*Exercise instructions*:
Each line that holds the word "JSON" is to be identified and copied.

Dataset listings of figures
*-*-*

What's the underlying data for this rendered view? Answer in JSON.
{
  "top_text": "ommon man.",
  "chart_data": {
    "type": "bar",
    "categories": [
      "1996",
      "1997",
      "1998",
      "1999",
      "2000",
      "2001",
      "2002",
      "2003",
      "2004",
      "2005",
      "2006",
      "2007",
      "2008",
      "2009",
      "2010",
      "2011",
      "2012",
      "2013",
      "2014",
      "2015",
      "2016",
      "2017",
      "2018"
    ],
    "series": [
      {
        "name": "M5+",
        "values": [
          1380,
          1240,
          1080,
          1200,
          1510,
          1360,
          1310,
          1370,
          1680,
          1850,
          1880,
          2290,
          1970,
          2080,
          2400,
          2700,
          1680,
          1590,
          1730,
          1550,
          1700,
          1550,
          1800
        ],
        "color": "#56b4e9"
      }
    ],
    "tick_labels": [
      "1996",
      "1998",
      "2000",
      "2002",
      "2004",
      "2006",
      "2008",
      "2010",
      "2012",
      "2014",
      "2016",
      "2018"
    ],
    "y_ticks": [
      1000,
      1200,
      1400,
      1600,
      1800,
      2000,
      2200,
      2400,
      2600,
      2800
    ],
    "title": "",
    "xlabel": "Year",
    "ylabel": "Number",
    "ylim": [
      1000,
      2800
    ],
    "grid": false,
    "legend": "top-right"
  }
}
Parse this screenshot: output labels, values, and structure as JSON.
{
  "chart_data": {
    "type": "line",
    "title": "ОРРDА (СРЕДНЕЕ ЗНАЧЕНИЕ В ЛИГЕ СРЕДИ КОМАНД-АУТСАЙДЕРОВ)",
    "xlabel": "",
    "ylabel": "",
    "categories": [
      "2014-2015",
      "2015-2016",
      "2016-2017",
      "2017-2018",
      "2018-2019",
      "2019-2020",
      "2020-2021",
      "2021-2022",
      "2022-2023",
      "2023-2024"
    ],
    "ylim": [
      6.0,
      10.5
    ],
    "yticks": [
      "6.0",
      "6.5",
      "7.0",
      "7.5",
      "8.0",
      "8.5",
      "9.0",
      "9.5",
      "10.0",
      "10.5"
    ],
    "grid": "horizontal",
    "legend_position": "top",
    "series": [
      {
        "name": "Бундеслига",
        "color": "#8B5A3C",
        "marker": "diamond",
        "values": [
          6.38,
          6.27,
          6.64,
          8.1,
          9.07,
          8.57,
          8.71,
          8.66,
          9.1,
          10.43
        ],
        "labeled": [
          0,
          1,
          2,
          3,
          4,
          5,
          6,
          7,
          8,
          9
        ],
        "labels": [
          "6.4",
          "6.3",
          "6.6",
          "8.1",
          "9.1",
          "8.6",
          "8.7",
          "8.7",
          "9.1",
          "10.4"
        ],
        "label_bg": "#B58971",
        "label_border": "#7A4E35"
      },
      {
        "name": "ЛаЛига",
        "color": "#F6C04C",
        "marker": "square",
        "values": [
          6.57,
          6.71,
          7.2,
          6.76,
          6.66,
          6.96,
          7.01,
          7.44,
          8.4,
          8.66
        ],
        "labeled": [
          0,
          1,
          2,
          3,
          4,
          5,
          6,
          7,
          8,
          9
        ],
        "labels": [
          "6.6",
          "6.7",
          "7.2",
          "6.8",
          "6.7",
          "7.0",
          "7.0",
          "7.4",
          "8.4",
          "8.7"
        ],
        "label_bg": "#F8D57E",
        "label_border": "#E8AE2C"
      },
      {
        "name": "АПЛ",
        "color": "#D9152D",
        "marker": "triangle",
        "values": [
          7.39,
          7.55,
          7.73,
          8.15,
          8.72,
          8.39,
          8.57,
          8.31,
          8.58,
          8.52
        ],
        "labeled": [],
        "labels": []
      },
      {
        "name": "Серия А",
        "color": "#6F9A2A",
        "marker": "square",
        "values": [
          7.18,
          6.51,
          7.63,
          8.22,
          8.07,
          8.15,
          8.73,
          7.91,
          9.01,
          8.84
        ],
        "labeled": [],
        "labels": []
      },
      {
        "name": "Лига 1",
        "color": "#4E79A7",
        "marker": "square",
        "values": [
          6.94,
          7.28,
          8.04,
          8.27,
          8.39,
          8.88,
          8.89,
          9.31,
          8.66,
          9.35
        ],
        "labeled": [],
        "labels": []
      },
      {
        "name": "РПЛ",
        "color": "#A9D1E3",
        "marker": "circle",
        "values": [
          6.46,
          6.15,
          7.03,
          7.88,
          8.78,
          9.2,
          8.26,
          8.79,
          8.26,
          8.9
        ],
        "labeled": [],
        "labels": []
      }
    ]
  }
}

*-*-*

*Task answer*:
What's the underlying data for this rendered view? Answer in JSON.
Parse this screenshot: output labels, values, and structure as JSON.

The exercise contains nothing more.